REQUIRED TASK => Note each line that includes the word "airplane". Copy those lines.

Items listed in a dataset
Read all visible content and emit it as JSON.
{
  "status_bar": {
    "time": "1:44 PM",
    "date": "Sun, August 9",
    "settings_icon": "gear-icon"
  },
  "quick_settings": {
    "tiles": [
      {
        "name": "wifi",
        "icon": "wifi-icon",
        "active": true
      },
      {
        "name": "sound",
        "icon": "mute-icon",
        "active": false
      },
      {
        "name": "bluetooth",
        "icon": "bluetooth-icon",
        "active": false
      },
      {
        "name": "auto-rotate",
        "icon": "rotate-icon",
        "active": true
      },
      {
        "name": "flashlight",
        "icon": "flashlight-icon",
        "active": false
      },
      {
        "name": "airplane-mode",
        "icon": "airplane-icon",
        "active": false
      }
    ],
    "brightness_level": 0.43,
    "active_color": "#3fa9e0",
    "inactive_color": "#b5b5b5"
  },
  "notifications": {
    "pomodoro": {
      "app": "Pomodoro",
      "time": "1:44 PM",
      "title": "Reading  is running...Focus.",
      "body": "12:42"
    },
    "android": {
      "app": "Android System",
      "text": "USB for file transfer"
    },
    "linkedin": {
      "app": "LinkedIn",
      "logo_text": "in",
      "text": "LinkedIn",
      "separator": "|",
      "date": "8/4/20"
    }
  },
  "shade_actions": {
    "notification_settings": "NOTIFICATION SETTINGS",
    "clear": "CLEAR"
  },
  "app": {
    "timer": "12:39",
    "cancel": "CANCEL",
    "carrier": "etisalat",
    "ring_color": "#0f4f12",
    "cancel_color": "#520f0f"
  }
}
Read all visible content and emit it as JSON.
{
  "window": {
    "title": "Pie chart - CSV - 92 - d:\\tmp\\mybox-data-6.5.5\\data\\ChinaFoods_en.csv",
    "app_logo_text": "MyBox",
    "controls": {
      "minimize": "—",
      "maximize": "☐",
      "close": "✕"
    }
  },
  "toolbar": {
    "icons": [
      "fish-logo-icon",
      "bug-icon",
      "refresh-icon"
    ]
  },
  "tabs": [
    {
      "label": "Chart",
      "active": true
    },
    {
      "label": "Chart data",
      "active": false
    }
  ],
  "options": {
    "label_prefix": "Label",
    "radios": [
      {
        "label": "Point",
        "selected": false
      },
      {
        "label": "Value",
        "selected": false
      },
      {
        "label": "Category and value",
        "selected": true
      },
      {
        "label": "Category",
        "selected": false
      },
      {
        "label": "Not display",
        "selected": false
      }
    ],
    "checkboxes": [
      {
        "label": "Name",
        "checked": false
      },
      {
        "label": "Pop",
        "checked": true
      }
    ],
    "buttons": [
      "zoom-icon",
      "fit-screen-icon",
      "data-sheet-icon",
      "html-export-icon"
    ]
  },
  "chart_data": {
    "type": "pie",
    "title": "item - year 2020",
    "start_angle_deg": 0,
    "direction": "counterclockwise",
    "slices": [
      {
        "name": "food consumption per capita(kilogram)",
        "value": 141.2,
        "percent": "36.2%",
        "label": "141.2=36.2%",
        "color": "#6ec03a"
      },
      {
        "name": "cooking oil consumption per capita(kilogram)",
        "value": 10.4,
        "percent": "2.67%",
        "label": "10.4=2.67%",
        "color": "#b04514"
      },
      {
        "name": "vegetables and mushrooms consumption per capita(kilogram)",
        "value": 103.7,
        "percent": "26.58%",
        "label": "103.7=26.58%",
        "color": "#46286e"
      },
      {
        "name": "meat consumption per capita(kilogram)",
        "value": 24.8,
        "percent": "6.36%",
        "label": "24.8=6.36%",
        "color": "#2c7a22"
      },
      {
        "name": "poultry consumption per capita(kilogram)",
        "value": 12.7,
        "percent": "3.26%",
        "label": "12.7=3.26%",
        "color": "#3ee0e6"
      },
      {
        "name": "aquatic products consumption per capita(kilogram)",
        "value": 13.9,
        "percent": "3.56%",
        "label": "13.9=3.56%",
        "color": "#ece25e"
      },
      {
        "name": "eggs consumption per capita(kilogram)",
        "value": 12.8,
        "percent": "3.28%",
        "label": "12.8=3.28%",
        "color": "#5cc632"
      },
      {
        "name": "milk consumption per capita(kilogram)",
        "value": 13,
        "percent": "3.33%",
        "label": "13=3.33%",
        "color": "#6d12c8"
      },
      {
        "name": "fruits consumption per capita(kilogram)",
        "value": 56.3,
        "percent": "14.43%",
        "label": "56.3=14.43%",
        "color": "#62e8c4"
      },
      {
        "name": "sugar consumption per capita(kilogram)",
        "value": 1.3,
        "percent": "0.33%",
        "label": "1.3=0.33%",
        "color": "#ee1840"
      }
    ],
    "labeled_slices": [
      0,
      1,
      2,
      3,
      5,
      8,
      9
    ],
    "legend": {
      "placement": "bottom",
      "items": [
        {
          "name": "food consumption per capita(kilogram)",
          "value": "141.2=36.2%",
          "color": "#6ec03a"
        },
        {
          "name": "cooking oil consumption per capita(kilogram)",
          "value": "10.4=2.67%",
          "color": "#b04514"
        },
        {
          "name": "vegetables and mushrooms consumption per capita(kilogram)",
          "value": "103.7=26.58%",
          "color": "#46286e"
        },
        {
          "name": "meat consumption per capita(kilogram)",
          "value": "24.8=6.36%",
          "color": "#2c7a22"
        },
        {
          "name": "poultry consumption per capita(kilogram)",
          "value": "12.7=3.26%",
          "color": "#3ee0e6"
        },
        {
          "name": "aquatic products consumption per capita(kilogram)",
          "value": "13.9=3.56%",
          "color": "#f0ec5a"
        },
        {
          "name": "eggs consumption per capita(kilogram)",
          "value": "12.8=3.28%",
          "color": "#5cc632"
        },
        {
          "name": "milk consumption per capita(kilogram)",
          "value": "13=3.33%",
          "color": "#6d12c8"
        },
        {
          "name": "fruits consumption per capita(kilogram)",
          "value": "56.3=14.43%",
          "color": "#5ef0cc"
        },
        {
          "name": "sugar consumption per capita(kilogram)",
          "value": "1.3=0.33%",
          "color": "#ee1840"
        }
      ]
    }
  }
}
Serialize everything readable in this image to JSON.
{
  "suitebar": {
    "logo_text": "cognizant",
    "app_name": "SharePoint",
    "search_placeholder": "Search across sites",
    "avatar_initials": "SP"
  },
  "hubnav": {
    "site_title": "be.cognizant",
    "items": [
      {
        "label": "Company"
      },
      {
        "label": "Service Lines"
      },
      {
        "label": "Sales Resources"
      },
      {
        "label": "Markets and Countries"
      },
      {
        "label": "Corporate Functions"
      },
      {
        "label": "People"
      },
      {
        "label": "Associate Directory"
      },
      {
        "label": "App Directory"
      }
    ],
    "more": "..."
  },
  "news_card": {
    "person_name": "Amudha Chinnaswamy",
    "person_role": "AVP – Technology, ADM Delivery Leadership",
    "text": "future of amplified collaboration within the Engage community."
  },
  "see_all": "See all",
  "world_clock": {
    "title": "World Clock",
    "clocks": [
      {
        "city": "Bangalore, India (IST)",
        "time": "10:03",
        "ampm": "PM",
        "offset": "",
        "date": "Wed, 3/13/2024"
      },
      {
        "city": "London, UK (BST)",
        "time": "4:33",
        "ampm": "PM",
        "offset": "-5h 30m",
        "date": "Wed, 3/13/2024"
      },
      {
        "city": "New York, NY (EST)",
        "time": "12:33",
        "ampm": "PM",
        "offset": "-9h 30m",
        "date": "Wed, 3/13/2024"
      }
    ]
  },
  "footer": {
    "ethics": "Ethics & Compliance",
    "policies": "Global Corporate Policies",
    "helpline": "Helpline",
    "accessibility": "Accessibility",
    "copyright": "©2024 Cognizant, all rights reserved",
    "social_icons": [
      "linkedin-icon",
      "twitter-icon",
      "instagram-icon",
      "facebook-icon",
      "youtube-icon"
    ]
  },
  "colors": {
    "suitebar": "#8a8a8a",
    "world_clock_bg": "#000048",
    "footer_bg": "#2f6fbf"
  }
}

RESPONSE FOR THIS EXERCISE =>
        "name": "airplane-mode",
        "icon": "airplane-icon",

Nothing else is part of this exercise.